(Collected data entries)
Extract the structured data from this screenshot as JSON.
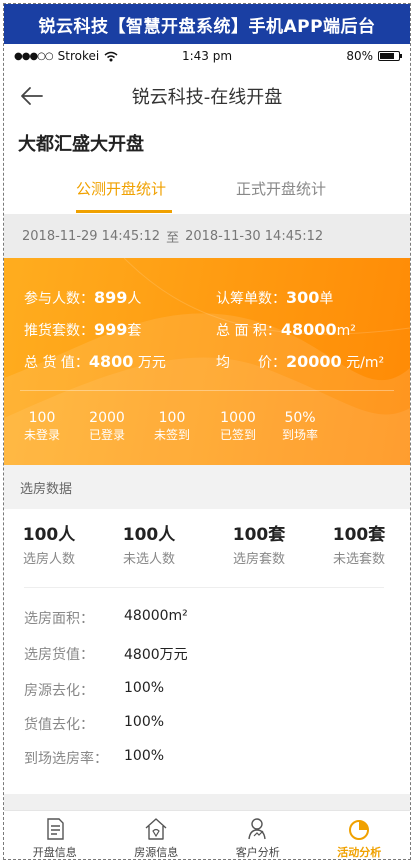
{
  "banner": {
    "title": "锐云科技【智慧开盘系统】手机APP端后台"
  },
  "statusbar": {
    "carrier": "Strokei",
    "time": "1:43 pm",
    "battery": "80%"
  },
  "navbar": {
    "title": "锐云科技-在线开盘"
  },
  "project": {
    "title": "大都汇盛大开盘"
  },
  "tabs": [
    {
      "label": "公测开盘统计",
      "active": true
    },
    {
      "label": "正式开盘统计",
      "active": false
    }
  ],
  "daterange": {
    "start": "2018-11-29  14:45:12",
    "sep": "至",
    "end": "2018-11-30  14:45:12"
  },
  "summary": {
    "participants": {
      "label": "参与人数：",
      "value": "899",
      "unit": "人"
    },
    "subscriptions": {
      "label": "认筹单数：",
      "value": "300",
      "unit": "单"
    },
    "units": {
      "label": "推货套数：",
      "value": "999",
      "unit": "套"
    },
    "area": {
      "label": "总 面 积：",
      "value": "48000",
      "unit": "m²"
    },
    "totalvalue": {
      "label": "总 货 值：",
      "value": "4800",
      "unit": " 万元"
    },
    "price": {
      "label": "均　　价：",
      "value": "20000",
      "unit": " 元/m²"
    },
    "minis": [
      {
        "num": "100",
        "label": "未登录"
      },
      {
        "num": "2000",
        "label": "已登录"
      },
      {
        "num": "100",
        "label": "未签到"
      },
      {
        "num": "1000",
        "label": "已签到"
      },
      {
        "num": "50%",
        "label": "到场率"
      }
    ]
  },
  "section": {
    "title": "选房数据"
  },
  "counts": [
    {
      "value": "100人",
      "label": "选房人数"
    },
    {
      "value": "100人",
      "label": "未选人数"
    },
    {
      "value": "100套",
      "label": "选房套数"
    },
    {
      "value": "100套",
      "label": "未选套数"
    }
  ],
  "details": [
    {
      "key": "选房面积：",
      "value": "48000m²"
    },
    {
      "key": "选房货值：",
      "value": "4800万元"
    },
    {
      "key": "房源去化：",
      "value": "100%"
    },
    {
      "key": "货值去化：",
      "value": "100%"
    },
    {
      "key": "到场选房率：",
      "value": "100%"
    }
  ],
  "tabbar": [
    {
      "label": "开盘信息",
      "icon": "document-icon",
      "active": false
    },
    {
      "label": "房源信息",
      "icon": "house-icon",
      "active": false
    },
    {
      "label": "客户分析",
      "icon": "person-chart-icon",
      "active": false
    },
    {
      "label": "活动分析",
      "icon": "pie-chart-icon",
      "active": true
    }
  ],
  "colors": {
    "banner": "#1a3fa3",
    "accent": "#f0a100",
    "orange": "#ff9a10"
  }
}
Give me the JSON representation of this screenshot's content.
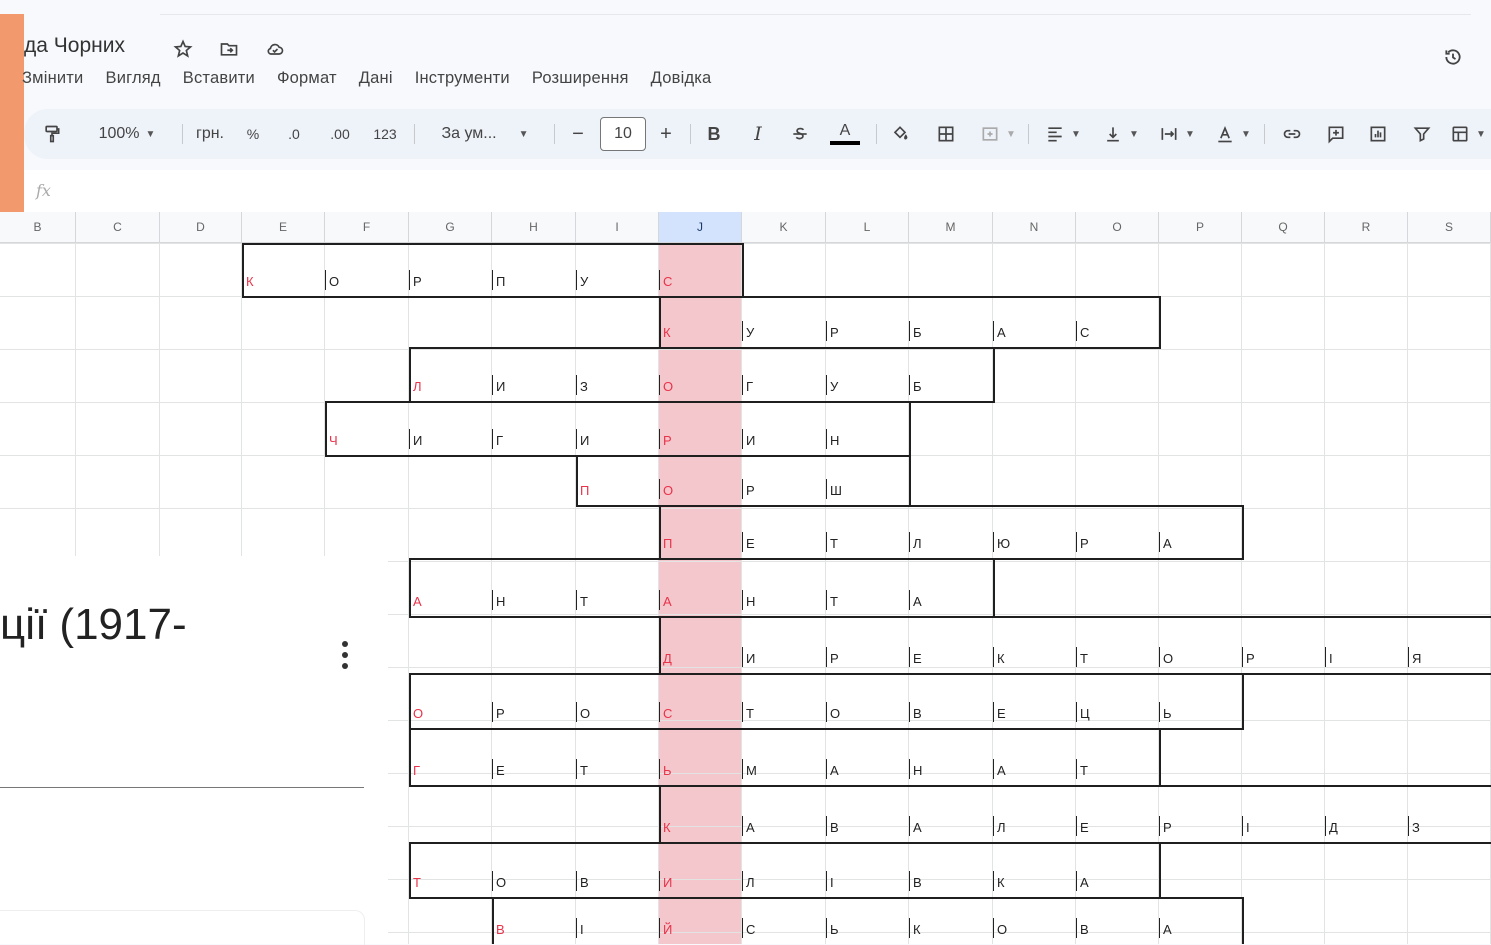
{
  "doc": {
    "title": "да Чорних"
  },
  "menu": [
    "Змінити",
    "Вигляд",
    "Вставити",
    "Формат",
    "Дані",
    "Інструменти",
    "Розширення",
    "Довідка"
  ],
  "toolbar": {
    "zoom": "100%",
    "currency": "грн.",
    "percent": "%",
    "dec_decrease": ".0",
    "dec_increase": ".00",
    "number_format": "123",
    "font": "За ум...",
    "minus": "−",
    "font_size": "10",
    "plus": "+",
    "bold": "B",
    "italic": "I",
    "text_color_glyph": "A"
  },
  "formula_bar": {
    "fx": "fx"
  },
  "columns": [
    "B",
    "C",
    "D",
    "E",
    "F",
    "G",
    "H",
    "I",
    "J",
    "K",
    "L",
    "M",
    "N",
    "O",
    "P",
    "Q",
    "R",
    "S"
  ],
  "selected_column": "J",
  "crossword": {
    "highlight_column": "J",
    "rows": [
      {
        "start": 3,
        "letters": [
          "К",
          "О",
          "Р",
          "П",
          "У",
          "С"
        ]
      },
      {
        "start": 8,
        "letters": [
          "К",
          "У",
          "Р",
          "Б",
          "А",
          "С"
        ]
      },
      {
        "start": 5,
        "letters": [
          "Л",
          "И",
          "З",
          "О",
          "Г",
          "У",
          "Б"
        ]
      },
      {
        "start": 4,
        "letters": [
          "Ч",
          "И",
          "Г",
          "И",
          "Р",
          "И",
          "Н"
        ]
      },
      {
        "start": 7,
        "letters": [
          "П",
          "О",
          "Р",
          "Ш"
        ]
      },
      {
        "start": 8,
        "letters": [
          "П",
          "Е",
          "Т",
          "Л",
          "Ю",
          "Р",
          "А"
        ]
      },
      {
        "start": 5,
        "letters": [
          "А",
          "Н",
          "Т",
          "А",
          "Н",
          "Т",
          "А"
        ]
      },
      {
        "start": 8,
        "letters": [
          "Д",
          "И",
          "Р",
          "Е",
          "К",
          "Т",
          "О",
          "Р",
          "І",
          "Я"
        ]
      },
      {
        "start": 5,
        "letters": [
          "О",
          "Р",
          "О",
          "С",
          "Т",
          "О",
          "В",
          "Е",
          "Ц",
          "Ь"
        ]
      },
      {
        "start": 5,
        "letters": [
          "Г",
          "Е",
          "Т",
          "Ь",
          "М",
          "А",
          "Н",
          "А",
          "Т"
        ]
      },
      {
        "start": 8,
        "letters": [
          "К",
          "А",
          "В",
          "А",
          "Л",
          "Е",
          "Р",
          "І",
          "Д",
          "З"
        ]
      },
      {
        "start": 5,
        "letters": [
          "Т",
          "О",
          "В",
          "И",
          "Л",
          "І",
          "В",
          "К",
          "А"
        ]
      },
      {
        "start": 6,
        "letters": [
          "В",
          "І",
          "Й",
          "С",
          "Ь",
          "К",
          "О",
          "В",
          "А"
        ]
      }
    ]
  },
  "side_card": {
    "title": "ції (1917-"
  }
}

**Problem requirements**
Pick out the lines that contain "icon" and copy them.

**Task result**
      "icon": "document-icon",
      "icon": "house-icon",
      "icon": "person-chart-icon",
      "icon": "pie-chart-icon",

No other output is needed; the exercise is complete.